=== Directions for this task ===
Repeat exactly each line of the data provided below.

:: Available data

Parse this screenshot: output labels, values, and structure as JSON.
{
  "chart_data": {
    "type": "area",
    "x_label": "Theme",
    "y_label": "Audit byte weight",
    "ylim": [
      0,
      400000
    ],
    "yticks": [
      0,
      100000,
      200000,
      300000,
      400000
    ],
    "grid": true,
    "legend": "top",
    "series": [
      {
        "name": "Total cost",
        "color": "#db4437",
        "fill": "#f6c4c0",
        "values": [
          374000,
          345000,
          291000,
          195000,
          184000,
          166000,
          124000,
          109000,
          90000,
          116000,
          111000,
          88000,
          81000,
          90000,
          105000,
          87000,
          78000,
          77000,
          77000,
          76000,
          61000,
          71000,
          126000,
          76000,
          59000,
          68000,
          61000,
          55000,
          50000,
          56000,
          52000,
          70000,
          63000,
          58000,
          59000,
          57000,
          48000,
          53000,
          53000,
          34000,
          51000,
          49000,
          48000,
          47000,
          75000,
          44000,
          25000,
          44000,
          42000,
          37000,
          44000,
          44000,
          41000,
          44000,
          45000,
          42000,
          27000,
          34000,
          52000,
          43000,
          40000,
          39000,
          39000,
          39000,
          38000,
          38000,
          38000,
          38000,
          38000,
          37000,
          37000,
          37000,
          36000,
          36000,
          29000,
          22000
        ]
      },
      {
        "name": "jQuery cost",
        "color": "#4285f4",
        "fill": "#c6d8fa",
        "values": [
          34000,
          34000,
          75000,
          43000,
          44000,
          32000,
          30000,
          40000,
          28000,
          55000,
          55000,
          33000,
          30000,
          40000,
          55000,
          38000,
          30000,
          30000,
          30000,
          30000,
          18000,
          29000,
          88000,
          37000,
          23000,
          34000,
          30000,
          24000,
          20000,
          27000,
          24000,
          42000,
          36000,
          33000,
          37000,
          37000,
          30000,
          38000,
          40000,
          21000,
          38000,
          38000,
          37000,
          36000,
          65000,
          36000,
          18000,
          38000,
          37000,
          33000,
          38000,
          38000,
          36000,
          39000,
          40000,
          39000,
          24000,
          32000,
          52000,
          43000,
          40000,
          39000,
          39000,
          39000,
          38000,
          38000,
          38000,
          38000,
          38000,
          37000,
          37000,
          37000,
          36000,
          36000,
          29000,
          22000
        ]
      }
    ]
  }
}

::::

=== Output for this exercise ===
Parse this screenshot: output labels, values, and structure as JSON.
{
  "chart_data": {
    "type": "area",
    "x_label": "Theme",
    "y_label": "Audit byte weight",
    "ylim": [
      0,
      400000
    ],
    "yticks": [
      0,
      100000,
      200000,
      300000,
      400000
    ],
    "grid": true,
    "legend": "top",
    "series": [
      {
        "name": "Total cost",
        "color": "#db4437",
        "fill": "#f6c4c0",
        "values": [
          374000,
          345000,
          291000,
          195000,
          184000,
          166000,
          124000,
          109000,
          90000,
          116000,
          111000,
          88000,
          81000,
          90000,
          105000,
          87000,
          78000,
          77000,
          77000,
          76000,
          61000,
          71000,
          126000,
          76000,
          59000,
          68000,
          61000,
          55000,
          50000,
          56000,
          52000,
          70000,
          63000,
          58000,
          59000,
          57000,
          48000,
          53000,
          53000,
          34000,
          51000,
          49000,
          48000,
          47000,
          75000,
          44000,
          25000,
          44000,
          42000,
          37000,
          44000,
          44000,
          41000,
          44000,
          45000,
          42000,
          27000,
          34000,
          52000,
          43000,
          40000,
          39000,
          39000,
          39000,
          38000,
          38000,
          38000,
          38000,
          38000,
          37000,
          37000,
          37000,
          36000,
          36000,
          29000,
          22000
        ]
      },
      {
        "name": "jQuery cost",
        "color": "#4285f4",
        "fill": "#c6d8fa",
        "values": [
          34000,
          34000,
          75000,
          43000,
          44000,
          32000,
          30000,
          40000,
          28000,
          55000,
          55000,
          33000,
          30000,
          40000,
          55000,
          38000,
          30000,
          30000,
          30000,
          30000,
          18000,
          29000,
          88000,
          37000,
          23000,
          34000,
          30000,
          24000,
          20000,
          27000,
          24000,
          42000,
          36000,
          33000,
          37000,
          37000,
          30000,
          38000,
          40000,
          21000,
          38000,
          38000,
          37000,
          36000,
          65000,
          36000,
          18000,
          38000,
          37000,
          33000,
          38000,
          38000,
          36000,
          39000,
          40000,
          39000,
          24000,
          32000,
          52000,
          43000,
          40000,
          39000,
          39000,
          39000,
          38000,
          38000,
          38000,
          38000,
          38000,
          37000,
          37000,
          37000,
          36000,
          36000,
          29000,
          22000
        ]
      }
    ]
  }
}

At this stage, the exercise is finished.